— START OF Materials provided —

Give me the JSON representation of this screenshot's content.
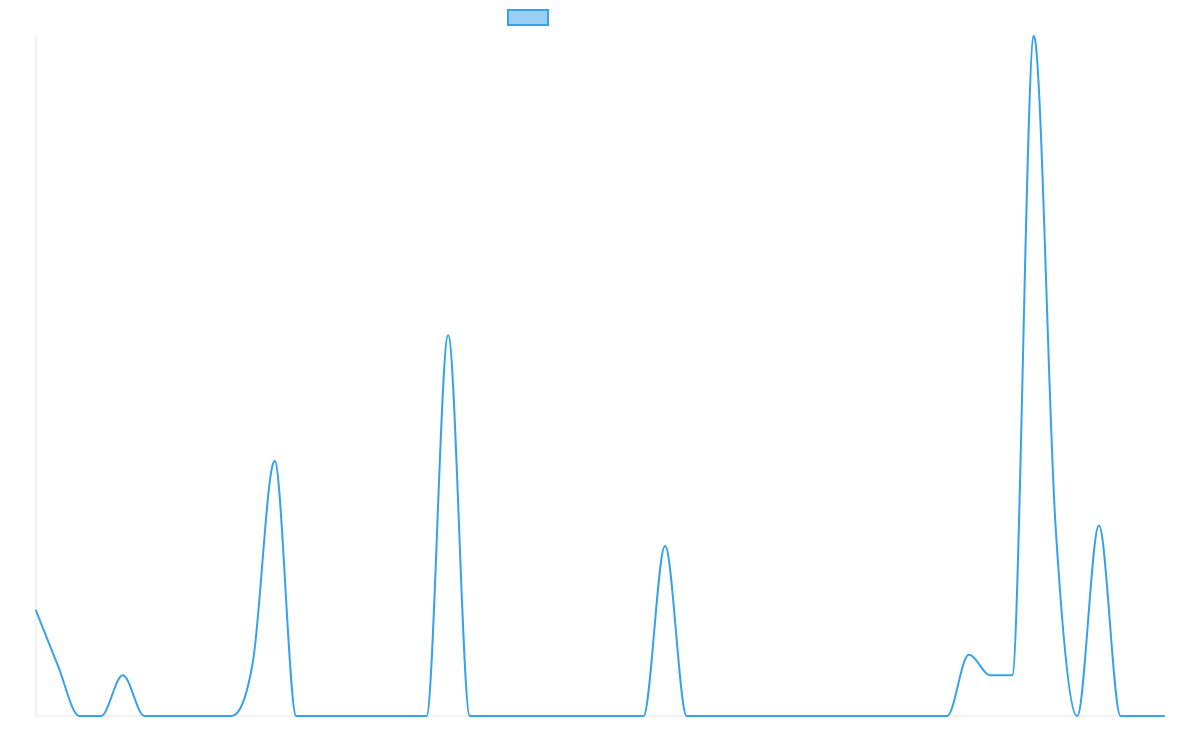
{
  "chart_data": {
    "type": "line",
    "title": "",
    "xlabel": "",
    "ylabel": "",
    "grid": false,
    "legend_position": "top-center",
    "series": [
      {
        "name": "",
        "color": "#36a2eb",
        "fill": "#9ad0f5",
        "values": [
          31,
          15,
          0,
          0,
          12,
          0,
          0,
          0,
          0,
          0,
          16,
          75,
          0,
          0,
          0,
          0,
          0,
          0,
          0,
          112,
          0,
          0,
          0,
          0,
          0,
          0,
          0,
          0,
          0,
          50,
          0,
          0,
          0,
          0,
          0,
          0,
          0,
          0,
          0,
          0,
          0,
          0,
          0,
          18,
          12,
          12,
          200,
          56,
          0,
          56,
          0,
          0,
          0
        ]
      }
    ],
    "x_count": 53,
    "ylim": [
      0,
      200
    ]
  }
}
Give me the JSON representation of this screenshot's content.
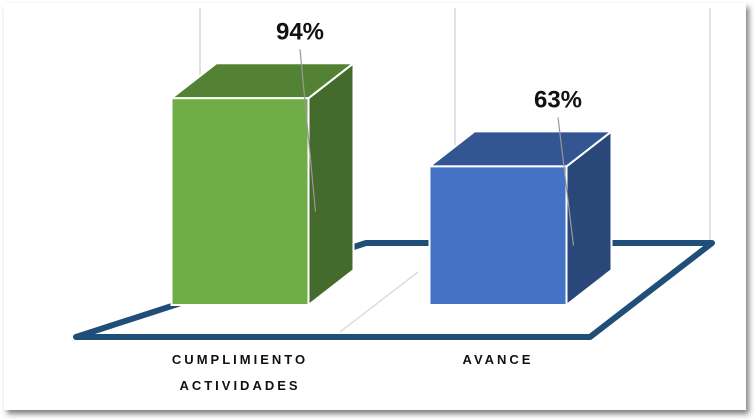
{
  "chart_data": {
    "type": "bar3d",
    "categories": [
      "CUMPLIMIENTO ACTIVIDADES",
      "AVANCE"
    ],
    "values": [
      94,
      63
    ],
    "value_labels": [
      "94%",
      "63%"
    ],
    "colors": [
      "#70ad47",
      "#4472c4"
    ],
    "ylim": [
      0,
      100
    ],
    "grid": true
  }
}
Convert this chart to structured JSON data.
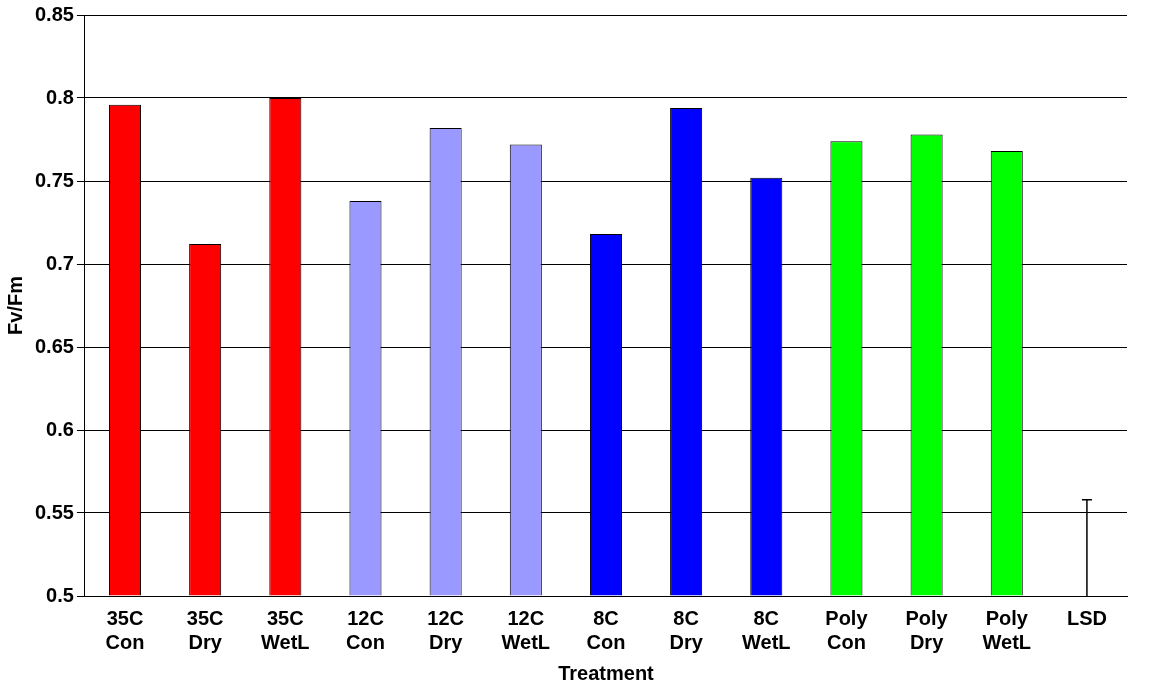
{
  "chart_data": {
    "type": "bar",
    "xlabel": "Treatment",
    "ylabel": "Fv/Fm",
    "categories": [
      "35C Con",
      "35C Dry",
      "35C WetL",
      "12C Con",
      "12C Dry",
      "12C WetL",
      "8C Con",
      "8C Dry",
      "8C WetL",
      "Poly Con",
      "Poly Dry",
      "Poly WetL",
      "LSD"
    ],
    "values": [
      0.796,
      0.712,
      0.8,
      0.738,
      0.782,
      0.772,
      0.718,
      0.794,
      0.752,
      0.774,
      0.778,
      0.768,
      0.5
    ],
    "colors": [
      "#ff0000",
      "#ff0000",
      "#ff0000",
      "#9999ff",
      "#9999ff",
      "#9999ff",
      "#0000ff",
      "#0000ff",
      "#0000ff",
      "#00ff00",
      "#00ff00",
      "#00ff00",
      "#ffffff"
    ],
    "errors": [
      null,
      null,
      null,
      null,
      null,
      null,
      null,
      null,
      null,
      null,
      null,
      null,
      [
        0.5,
        0.558
      ]
    ],
    "ylim": [
      0.5,
      0.85
    ],
    "yticks": [
      0.5,
      0.55,
      0.6,
      0.65,
      0.7,
      0.75,
      0.8,
      0.85
    ],
    "grid": "y",
    "legend": false
  }
}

— END OF Materials provided —

Exercise details => All entries are to be retyped exactly. Omit any embedded images.

Reply =>
Give me the JSON representation of this screenshot's content.
{
  "chart_data": {
    "type": "line",
    "title": "",
    "xlabel": "",
    "ylabel": "",
    "grid": false,
    "legend_position": "top-center",
    "series": [
      {
        "name": "",
        "color": "#36a2eb",
        "fill": "#9ad0f5",
        "values": [
          31,
          15,
          0,
          0,
          12,
          0,
          0,
          0,
          0,
          0,
          16,
          75,
          0,
          0,
          0,
          0,
          0,
          0,
          0,
          112,
          0,
          0,
          0,
          0,
          0,
          0,
          0,
          0,
          0,
          50,
          0,
          0,
          0,
          0,
          0,
          0,
          0,
          0,
          0,
          0,
          0,
          0,
          0,
          18,
          12,
          12,
          200,
          56,
          0,
          56,
          0,
          0,
          0
        ]
      }
    ],
    "x_count": 53,
    "ylim": [
      0,
      200
    ]
  }
}
Give me the JSON representation of this screenshot's content.
{
  "chart_data": {
    "type": "bar3d",
    "categories": [
      "CUMPLIMIENTO ACTIVIDADES",
      "AVANCE"
    ],
    "values": [
      94,
      63
    ],
    "value_labels": [
      "94%",
      "63%"
    ],
    "colors": [
      "#70ad47",
      "#4472c4"
    ],
    "ylim": [
      0,
      100
    ],
    "grid": true
  }
}
Convert this chart to structured JSON data.
{
  "chart_data": {
    "type": "bar",
    "xlabel": "Treatment",
    "ylabel": "Fv/Fm",
    "categories": [
      "35C Con",
      "35C Dry",
      "35C WetL",
      "12C Con",
      "12C Dry",
      "12C WetL",
      "8C Con",
      "8C Dry",
      "8C WetL",
      "Poly Con",
      "Poly Dry",
      "Poly WetL",
      "LSD"
    ],
    "values": [
      0.796,
      0.712,
      0.8,
      0.738,
      0.782,
      0.772,
      0.718,
      0.794,
      0.752,
      0.774,
      0.778,
      0.768,
      0.5
    ],
    "colors": [
      "#ff0000",
      "#ff0000",
      "#ff0000",
      "#9999ff",
      "#9999ff",
      "#9999ff",
      "#0000ff",
      "#0000ff",
      "#0000ff",
      "#00ff00",
      "#00ff00",
      "#00ff00",
      "#ffffff"
    ],
    "errors": [
      null,
      null,
      null,
      null,
      null,
      null,
      null,
      null,
      null,
      null,
      null,
      null,
      [
        0.5,
        0.558
      ]
    ],
    "ylim": [
      0.5,
      0.85
    ],
    "yticks": [
      0.5,
      0.55,
      0.6,
      0.65,
      0.7,
      0.75,
      0.8,
      0.85
    ],
    "grid": "y",
    "legend": false
  }
}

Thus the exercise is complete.